Do this
Will you output all of the data below exactly, omitting the images?

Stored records

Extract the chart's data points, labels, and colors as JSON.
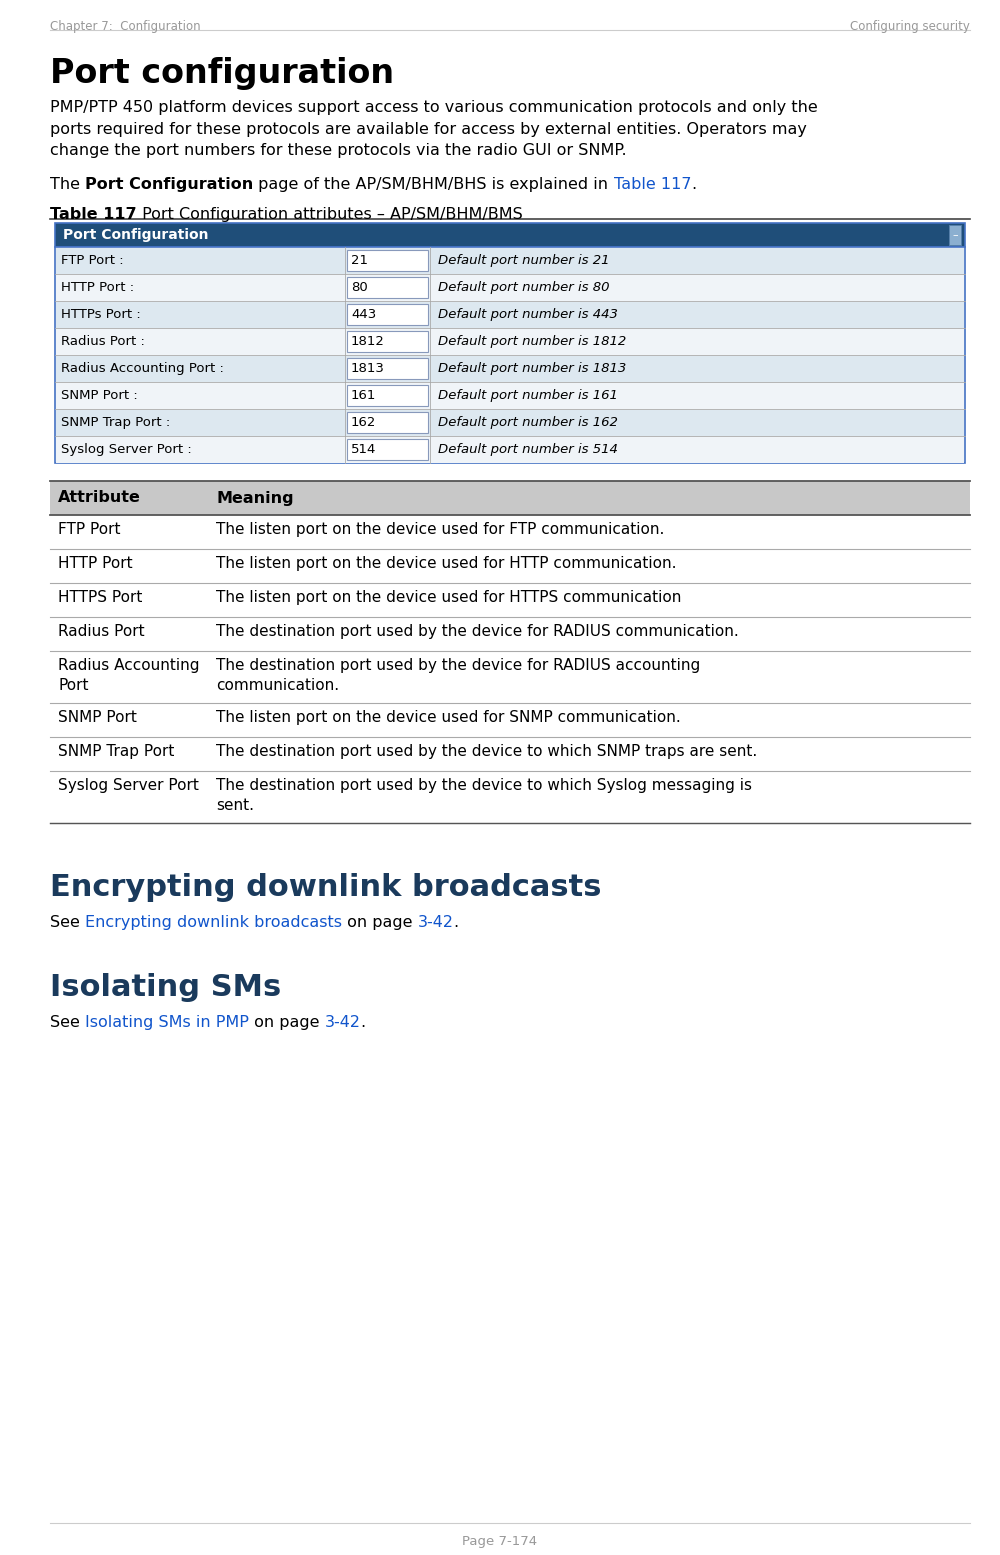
{
  "page_header_left": "Chapter 7:  Configuration",
  "page_header_right": "Configuring security",
  "section_title": "Port configuration",
  "intro_text": "PMP/PTP 450 platform devices support access to various communication protocols and only the\nports required for these protocols are available for access by external entities. Operators may\nchange the port numbers for these protocols via the radio GUI or SNMP.",
  "ref_text_before": "The ",
  "ref_text_bold": "Port Configuration",
  "ref_text_after": " page of the AP/SM/BHM/BHS is explained in ",
  "ref_link": "Table 117",
  "ref_text_end": ".",
  "table_caption_bold": "Table 117",
  "table_caption_normal": " Port Configuration attributes – AP/SM/BHM/BMS",
  "screenshot_header": "Port Configuration",
  "screenshot_rows": [
    {
      "label": "FTP Port :",
      "value": "21",
      "desc": "Default port number is 21"
    },
    {
      "label": "HTTP Port :",
      "value": "80",
      "desc": "Default port number is 80"
    },
    {
      "label": "HTTPs Port :",
      "value": "443",
      "desc": "Default port number is 443"
    },
    {
      "label": "Radius Port :",
      "value": "1812",
      "desc": "Default port number is 1812"
    },
    {
      "label": "Radius Accounting Port :",
      "value": "1813",
      "desc": "Default port number is 1813"
    },
    {
      "label": "SNMP Port :",
      "value": "161",
      "desc": "Default port number is 161"
    },
    {
      "label": "SNMP Trap Port :",
      "value": "162",
      "desc": "Default port number is 162"
    },
    {
      "label": "Syslog Server Port :",
      "value": "514",
      "desc": "Default port number is 514"
    }
  ],
  "table_header": [
    "Attribute",
    "Meaning"
  ],
  "table_rows": [
    {
      "attr": "FTP Port",
      "meaning": "The listen port on the device used for FTP communication."
    },
    {
      "attr": "HTTP Port",
      "meaning": "The listen port on the device used for HTTP communication."
    },
    {
      "attr": "HTTPS Port",
      "meaning": "The listen port on the device used for HTTPS communication"
    },
    {
      "attr": "Radius Port",
      "meaning": "The destination port used by the device for RADIUS communication."
    },
    {
      "attr": "Radius Accounting\nPort",
      "meaning": "The destination port used by the device for RADIUS accounting\ncommunication."
    },
    {
      "attr": "SNMP Port",
      "meaning": "The listen port on the device used for SNMP communication."
    },
    {
      "attr": "SNMP Trap Port",
      "meaning": "The destination port used by the device to which SNMP traps are sent."
    },
    {
      "attr": "Syslog Server Port",
      "meaning": "The destination port used by the device to which Syslog messaging is\nsent."
    }
  ],
  "section2_title": "Encrypting downlink broadcasts",
  "section2_para": [
    {
      "text": "See ",
      "style": "normal"
    },
    {
      "text": "Encrypting downlink broadcasts",
      "style": "link"
    },
    {
      "text": " on page ",
      "style": "normal"
    },
    {
      "text": "3-42",
      "style": "link"
    },
    {
      "text": ".",
      "style": "normal"
    }
  ],
  "section3_title": "Isolating SMs",
  "section3_para": [
    {
      "text": "See ",
      "style": "normal"
    },
    {
      "text": "Isolating SMs in PMP",
      "style": "link"
    },
    {
      "text": " on page ",
      "style": "normal"
    },
    {
      "text": "3-42",
      "style": "link"
    },
    {
      "text": ".",
      "style": "normal"
    }
  ],
  "page_footer": "Page 7-174",
  "bg_color": "#ffffff",
  "link_color": "#1155cc",
  "screenshot_header_bg": "#1f4e79",
  "screenshot_header_fg": "#ffffff",
  "screenshot_row_bg_even": "#dde8f0",
  "screenshot_row_bg_odd": "#f0f4f8",
  "screenshot_border": "#4472c4",
  "table_header_bg": "#c8c8c8",
  "table_row_line": "#aaaaaa",
  "text_color": "#000000",
  "header_text_color": "#999999",
  "section_title_color": "#1a3a5c"
}
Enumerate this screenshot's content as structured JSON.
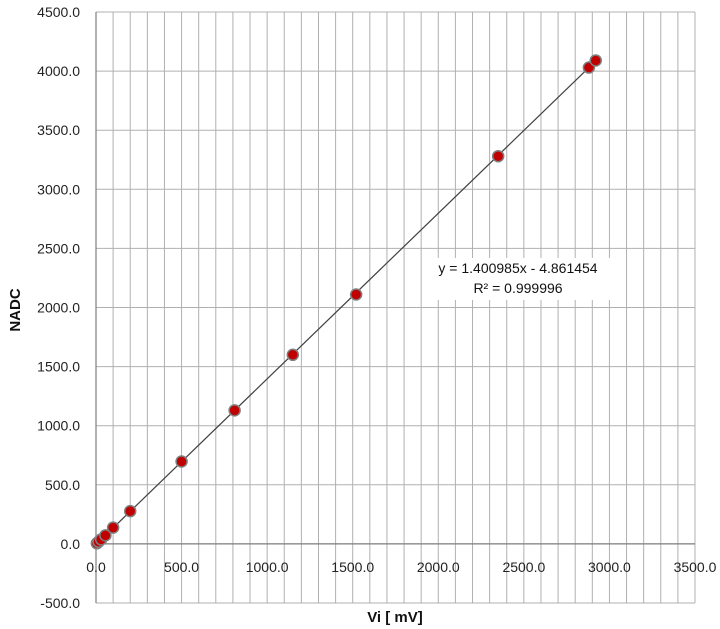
{
  "chart_data": {
    "type": "scatter",
    "xlabel": "Vi [ mV]",
    "ylabel": "NADC",
    "xlim": [
      0,
      3500
    ],
    "ylim": [
      -500,
      4500
    ],
    "x_ticks": [
      "0.0",
      "500.0",
      "1000.0",
      "1500.0",
      "2000.0",
      "2500.0",
      "3000.0",
      "3500.0"
    ],
    "y_ticks": [
      "4500.0",
      "4000.0",
      "3500.0",
      "3000.0",
      "2500.0",
      "2000.0",
      "1500.0",
      "1000.0",
      "500.0",
      "0.0",
      "-500.0"
    ],
    "grid": {
      "x_step": 100,
      "y_step": 500
    },
    "points": [
      {
        "x": 5,
        "y": 5
      },
      {
        "x": 15,
        "y": 18
      },
      {
        "x": 30,
        "y": 38
      },
      {
        "x": 55,
        "y": 72
      },
      {
        "x": 100,
        "y": 138
      },
      {
        "x": 200,
        "y": 277
      },
      {
        "x": 500,
        "y": 697
      },
      {
        "x": 810,
        "y": 1130
      },
      {
        "x": 1150,
        "y": 1600
      },
      {
        "x": 1520,
        "y": 2110
      },
      {
        "x": 2350,
        "y": 3280
      },
      {
        "x": 2880,
        "y": 4030
      },
      {
        "x": 2920,
        "y": 4090
      }
    ],
    "trendline": {
      "slope": 1.400985,
      "intercept": -4.861454,
      "equation": "y = 1.400985x - 4.861454",
      "r2": "R² = 0.999996"
    },
    "colors": {
      "marker_fill": "#c00000",
      "marker_edge": "#7f7f7f",
      "line": "#404040",
      "grid": "#b0b0b0"
    }
  }
}
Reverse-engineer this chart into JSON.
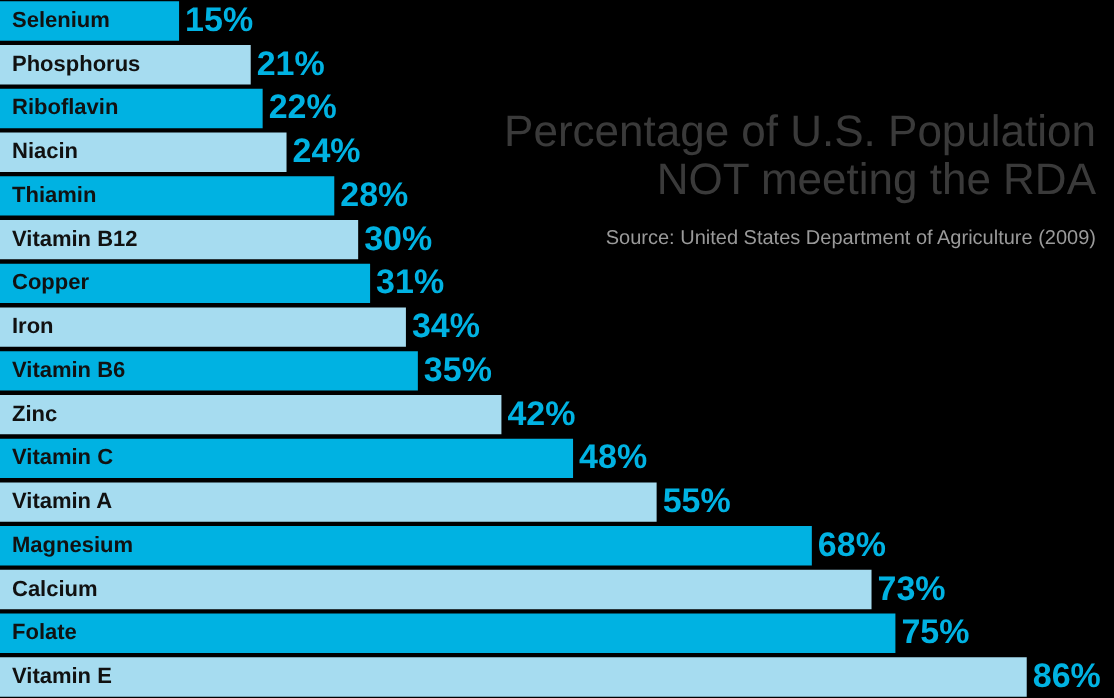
{
  "chart_data": {
    "type": "bar",
    "orientation": "horizontal",
    "title": "Percentage of U.S. Population\nNOT meeting the RDA",
    "annotations": [
      "Source: United States Department of Agriculture (2009)"
    ],
    "categories": [
      "Selenium",
      "Phosphorus",
      "Riboflavin",
      "Niacin",
      "Thiamin",
      "Vitamin B12",
      "Copper",
      "Iron",
      "Vitamin B6",
      "Zinc",
      "Vitamin C",
      "Vitamin A",
      "Magnesium",
      "Calcium",
      "Folate",
      "Vitamin E"
    ],
    "values": [
      15,
      21,
      22,
      24,
      28,
      30,
      31,
      34,
      35,
      42,
      48,
      55,
      68,
      73,
      75,
      86
    ],
    "value_labels": [
      "15%",
      "21%",
      "22%",
      "24%",
      "28%",
      "30%",
      "31%",
      "34%",
      "35%",
      "42%",
      "48%",
      "55%",
      "68%",
      "73%",
      "75%",
      "86%"
    ],
    "colors": [
      "#00b2e2",
      "#a6dcf0",
      "#00b2e2",
      "#a6dcf0",
      "#00b2e2",
      "#a6dcf0",
      "#00b2e2",
      "#a6dcf0",
      "#00b2e2",
      "#a6dcf0",
      "#00b2e2",
      "#a6dcf0",
      "#00b2e2",
      "#a6dcf0",
      "#00b2e2",
      "#a6dcf0"
    ],
    "grid": false
  }
}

Full output
Extract the chart's data points, labels, and colors as JSON.
{
  "page_header_left": "Chapter 7:  Configuration",
  "page_header_right": "Configuring security",
  "section_title": "Port configuration",
  "intro_text": "PMP/PTP 450 platform devices support access to various communication protocols and only the\nports required for these protocols are available for access by external entities. Operators may\nchange the port numbers for these protocols via the radio GUI or SNMP.",
  "ref_text_before": "The ",
  "ref_text_bold": "Port Configuration",
  "ref_text_after": " page of the AP/SM/BHM/BHS is explained in ",
  "ref_link": "Table 117",
  "ref_text_end": ".",
  "table_caption_bold": "Table 117",
  "table_caption_normal": " Port Configuration attributes – AP/SM/BHM/BMS",
  "screenshot_header": "Port Configuration",
  "screenshot_rows": [
    {
      "label": "FTP Port :",
      "value": "21",
      "desc": "Default port number is 21"
    },
    {
      "label": "HTTP Port :",
      "value": "80",
      "desc": "Default port number is 80"
    },
    {
      "label": "HTTPs Port :",
      "value": "443",
      "desc": "Default port number is 443"
    },
    {
      "label": "Radius Port :",
      "value": "1812",
      "desc": "Default port number is 1812"
    },
    {
      "label": "Radius Accounting Port :",
      "value": "1813",
      "desc": "Default port number is 1813"
    },
    {
      "label": "SNMP Port :",
      "value": "161",
      "desc": "Default port number is 161"
    },
    {
      "label": "SNMP Trap Port :",
      "value": "162",
      "desc": "Default port number is 162"
    },
    {
      "label": "Syslog Server Port :",
      "value": "514",
      "desc": "Default port number is 514"
    }
  ],
  "table_header": [
    "Attribute",
    "Meaning"
  ],
  "table_rows": [
    {
      "attr": "FTP Port",
      "meaning": "The listen port on the device used for FTP communication."
    },
    {
      "attr": "HTTP Port",
      "meaning": "The listen port on the device used for HTTP communication."
    },
    {
      "attr": "HTTPS Port",
      "meaning": "The listen port on the device used for HTTPS communication"
    },
    {
      "attr": "Radius Port",
      "meaning": "The destination port used by the device for RADIUS communication."
    },
    {
      "attr": "Radius Accounting\nPort",
      "meaning": "The destination port used by the device for RADIUS accounting\ncommunication."
    },
    {
      "attr": "SNMP Port",
      "meaning": "The listen port on the device used for SNMP communication."
    },
    {
      "attr": "SNMP Trap Port",
      "meaning": "The destination port used by the device to which SNMP traps are sent."
    },
    {
      "attr": "Syslog Server Port",
      "meaning": "The destination port used by the device to which Syslog messaging is\nsent."
    }
  ],
  "section2_title": "Encrypting downlink broadcasts",
  "section2_para": [
    {
      "text": "See ",
      "style": "normal"
    },
    {
      "text": "Encrypting downlink broadcasts",
      "style": "link"
    },
    {
      "text": " on page ",
      "style": "normal"
    },
    {
      "text": "3-42",
      "style": "link"
    },
    {
      "text": ".",
      "style": "normal"
    }
  ],
  "section3_title": "Isolating SMs",
  "section3_para": [
    {
      "text": "See ",
      "style": "normal"
    },
    {
      "text": "Isolating SMs in PMP",
      "style": "link"
    },
    {
      "text": " on page ",
      "style": "normal"
    },
    {
      "text": "3-42",
      "style": "link"
    },
    {
      "text": ".",
      "style": "normal"
    }
  ],
  "page_footer": "Page 7-174",
  "bg_color": "#ffffff",
  "link_color": "#1155cc",
  "screenshot_header_bg": "#1f4e79",
  "screenshot_header_fg": "#ffffff",
  "screenshot_row_bg_even": "#dde8f0",
  "screenshot_row_bg_odd": "#f0f4f8",
  "screenshot_border": "#4472c4",
  "table_header_bg": "#c8c8c8",
  "table_row_line": "#aaaaaa",
  "text_color": "#000000",
  "header_text_color": "#999999",
  "section_title_color": "#1a3a5c"
}
Enumerate this screenshot's content as structured JSON.
{
  "chart_data": {
    "type": "scatter",
    "xlabel": "Vi [ mV]",
    "ylabel": "NADC",
    "xlim": [
      0,
      3500
    ],
    "ylim": [
      -500,
      4500
    ],
    "x_ticks": [
      "0.0",
      "500.0",
      "1000.0",
      "1500.0",
      "2000.0",
      "2500.0",
      "3000.0",
      "3500.0"
    ],
    "y_ticks": [
      "4500.0",
      "4000.0",
      "3500.0",
      "3000.0",
      "2500.0",
      "2000.0",
      "1500.0",
      "1000.0",
      "500.0",
      "0.0",
      "-500.0"
    ],
    "grid": {
      "x_step": 100,
      "y_step": 500
    },
    "points": [
      {
        "x": 5,
        "y": 5
      },
      {
        "x": 15,
        "y": 18
      },
      {
        "x": 30,
        "y": 38
      },
      {
        "x": 55,
        "y": 72
      },
      {
        "x": 100,
        "y": 138
      },
      {
        "x": 200,
        "y": 277
      },
      {
        "x": 500,
        "y": 697
      },
      {
        "x": 810,
        "y": 1130
      },
      {
        "x": 1150,
        "y": 1600
      },
      {
        "x": 1520,
        "y": 2110
      },
      {
        "x": 2350,
        "y": 3280
      },
      {
        "x": 2880,
        "y": 4030
      },
      {
        "x": 2920,
        "y": 4090
      }
    ],
    "trendline": {
      "slope": 1.400985,
      "intercept": -4.861454,
      "equation": "y = 1.400985x - 4.861454",
      "r2": "R² = 0.999996"
    },
    "colors": {
      "marker_fill": "#c00000",
      "marker_edge": "#7f7f7f",
      "line": "#404040",
      "grid": "#b0b0b0"
    }
  }
}
Reverse-engineer this chart into JSON.
{
  "chart_data": {
    "type": "bar",
    "orientation": "horizontal",
    "title": "Percentage of U.S. Population\nNOT meeting the RDA",
    "annotations": [
      "Source: United States Department of Agriculture (2009)"
    ],
    "categories": [
      "Selenium",
      "Phosphorus",
      "Riboflavin",
      "Niacin",
      "Thiamin",
      "Vitamin B12",
      "Copper",
      "Iron",
      "Vitamin B6",
      "Zinc",
      "Vitamin C",
      "Vitamin A",
      "Magnesium",
      "Calcium",
      "Folate",
      "Vitamin E"
    ],
    "values": [
      15,
      21,
      22,
      24,
      28,
      30,
      31,
      34,
      35,
      42,
      48,
      55,
      68,
      73,
      75,
      86
    ],
    "value_labels": [
      "15%",
      "21%",
      "22%",
      "24%",
      "28%",
      "30%",
      "31%",
      "34%",
      "35%",
      "42%",
      "48%",
      "55%",
      "68%",
      "73%",
      "75%",
      "86%"
    ],
    "colors": [
      "#00b2e2",
      "#a6dcf0",
      "#00b2e2",
      "#a6dcf0",
      "#00b2e2",
      "#a6dcf0",
      "#00b2e2",
      "#a6dcf0",
      "#00b2e2",
      "#a6dcf0",
      "#00b2e2",
      "#a6dcf0",
      "#00b2e2",
      "#a6dcf0",
      "#00b2e2",
      "#a6dcf0"
    ],
    "grid": false
  }
}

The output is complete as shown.